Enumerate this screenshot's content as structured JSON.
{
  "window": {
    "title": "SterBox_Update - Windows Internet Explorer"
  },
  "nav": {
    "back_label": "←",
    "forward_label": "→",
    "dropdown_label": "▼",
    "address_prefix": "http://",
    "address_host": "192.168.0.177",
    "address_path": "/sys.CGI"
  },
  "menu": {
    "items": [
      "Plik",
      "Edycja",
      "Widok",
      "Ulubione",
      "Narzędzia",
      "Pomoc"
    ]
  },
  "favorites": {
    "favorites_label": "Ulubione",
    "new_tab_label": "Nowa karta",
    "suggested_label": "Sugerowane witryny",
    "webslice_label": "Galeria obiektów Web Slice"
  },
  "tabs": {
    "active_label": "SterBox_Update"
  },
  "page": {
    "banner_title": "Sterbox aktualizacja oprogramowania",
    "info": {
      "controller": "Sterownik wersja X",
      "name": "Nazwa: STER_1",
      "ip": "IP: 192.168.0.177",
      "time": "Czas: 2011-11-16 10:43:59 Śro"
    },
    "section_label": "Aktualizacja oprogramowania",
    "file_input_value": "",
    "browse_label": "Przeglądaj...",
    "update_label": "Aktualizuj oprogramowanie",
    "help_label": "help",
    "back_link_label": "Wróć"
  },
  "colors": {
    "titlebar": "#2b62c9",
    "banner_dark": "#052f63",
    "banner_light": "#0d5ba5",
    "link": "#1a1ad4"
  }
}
◆ ◆ ◆ ◆
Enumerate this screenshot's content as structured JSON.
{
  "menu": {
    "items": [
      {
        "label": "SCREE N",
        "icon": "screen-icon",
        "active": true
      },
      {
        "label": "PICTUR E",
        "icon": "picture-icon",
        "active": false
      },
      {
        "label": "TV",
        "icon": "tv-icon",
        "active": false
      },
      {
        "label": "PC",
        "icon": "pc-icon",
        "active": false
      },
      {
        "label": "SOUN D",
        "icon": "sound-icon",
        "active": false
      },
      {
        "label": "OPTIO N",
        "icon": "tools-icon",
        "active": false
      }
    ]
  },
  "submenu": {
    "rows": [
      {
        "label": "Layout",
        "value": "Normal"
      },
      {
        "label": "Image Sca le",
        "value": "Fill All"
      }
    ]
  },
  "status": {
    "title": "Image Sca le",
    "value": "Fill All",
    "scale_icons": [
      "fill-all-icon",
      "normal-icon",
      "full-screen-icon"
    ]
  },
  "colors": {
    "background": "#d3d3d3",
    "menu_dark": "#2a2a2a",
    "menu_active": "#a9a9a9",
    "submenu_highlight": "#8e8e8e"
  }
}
◆ ◆ ◆ ◆
• Aim:
Working from the material above, state how many lines contain "oprogramowania"; give only the number.

• Solution to the exercise:
2